Data excerpts:
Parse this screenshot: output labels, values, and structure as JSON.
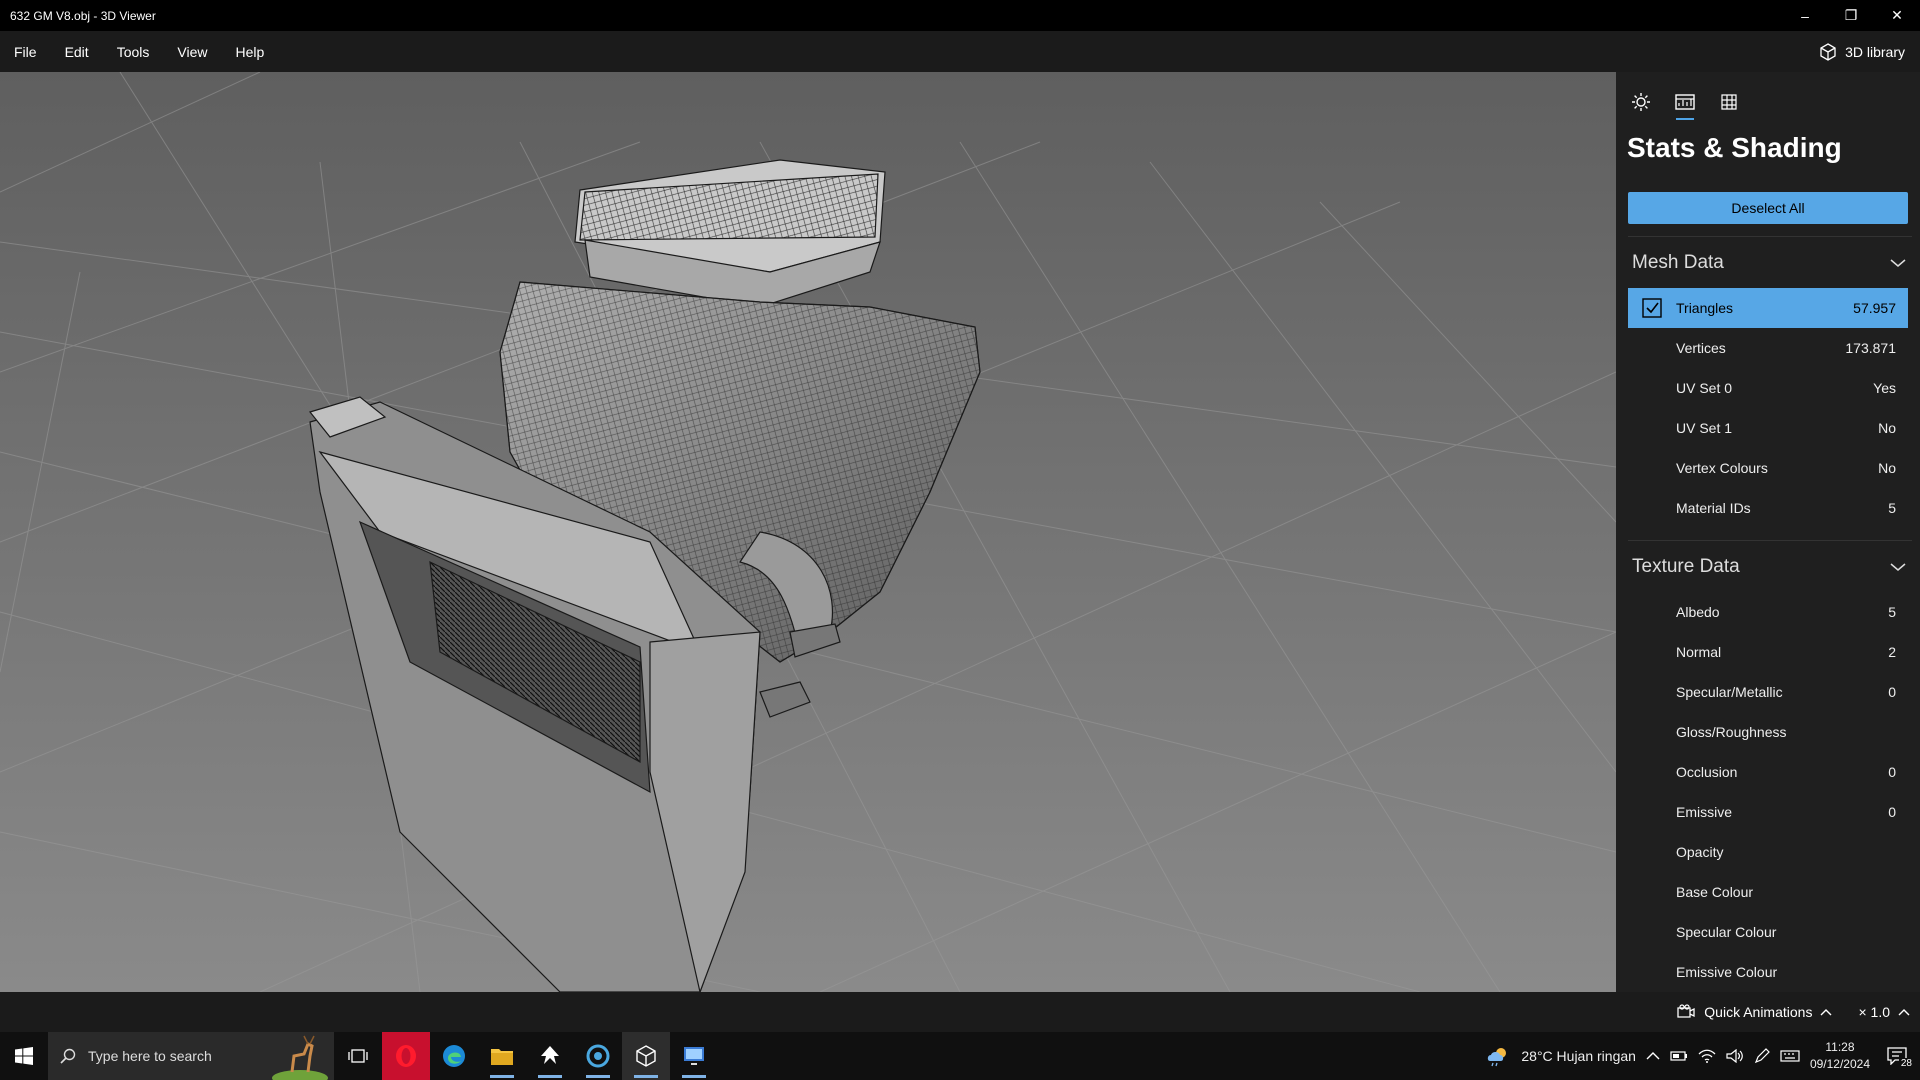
{
  "window": {
    "title": "632 GM V8.obj - 3D Viewer",
    "minimize": "–",
    "restore": "❐",
    "close": "✕"
  },
  "menu": {
    "items": [
      "File",
      "Edit",
      "Tools",
      "View",
      "Help"
    ],
    "library_label": "3D library",
    "library_icon": "cube-icon"
  },
  "panel": {
    "tabs": [
      {
        "icon": "lighting-icon"
      },
      {
        "icon": "stats-icon",
        "active": true
      },
      {
        "icon": "grid-icon"
      }
    ],
    "title": "Stats & Shading",
    "deselect_label": "Deselect All",
    "mesh_section": "Mesh Data",
    "mesh_rows": [
      {
        "label": "Triangles",
        "value": "57.957",
        "selected": true,
        "checked": true
      },
      {
        "label": "Vertices",
        "value": "173.871"
      },
      {
        "label": "UV Set 0",
        "value": "Yes"
      },
      {
        "label": "UV Set 1",
        "value": "No"
      },
      {
        "label": "Vertex Colours",
        "value": "No"
      },
      {
        "label": "Material IDs",
        "value": "5"
      }
    ],
    "texture_section": "Texture Data",
    "texture_rows": [
      {
        "label": "Albedo",
        "value": "5"
      },
      {
        "label": "Normal",
        "value": "2"
      },
      {
        "label": "Specular/Metallic",
        "value": "0"
      },
      {
        "label": "Gloss/Roughness",
        "value": ""
      },
      {
        "label": "Occlusion",
        "value": "0"
      },
      {
        "label": "Emissive",
        "value": "0"
      },
      {
        "label": "Opacity",
        "value": ""
      },
      {
        "label": "Base Colour",
        "value": ""
      },
      {
        "label": "Specular Colour",
        "value": ""
      },
      {
        "label": "Emissive Colour",
        "value": ""
      }
    ],
    "accent": "#57a7e6"
  },
  "status": {
    "quick_animations": "Quick Animations",
    "speed": "× 1.0"
  },
  "taskbar": {
    "search_placeholder": "Type here to search",
    "weather": "28°C  Hujan ringan",
    "time": "11:28",
    "date": "09/12/2024",
    "notifications": "28"
  }
}
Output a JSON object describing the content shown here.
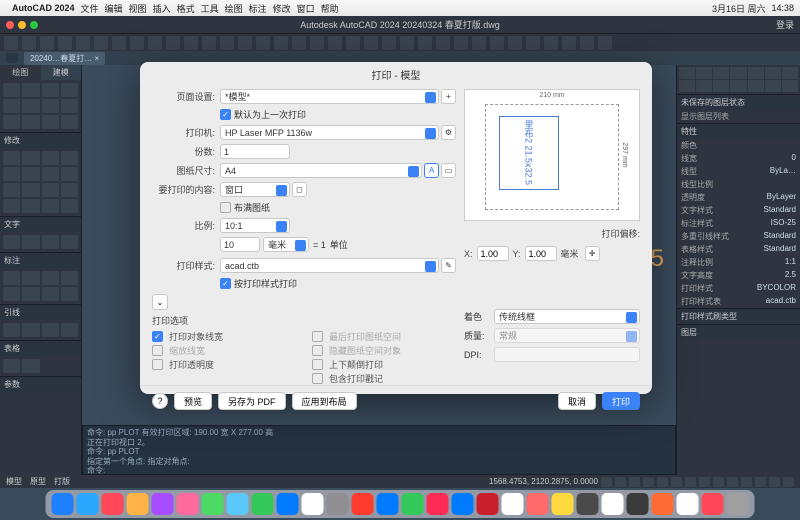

▶ Stated task: Collect every line from the records above that contains the word "title".

▶ Exercise output:
    "title": "632 GM V8.obj - 3D Viewer",
    "title": "Stats & Shading",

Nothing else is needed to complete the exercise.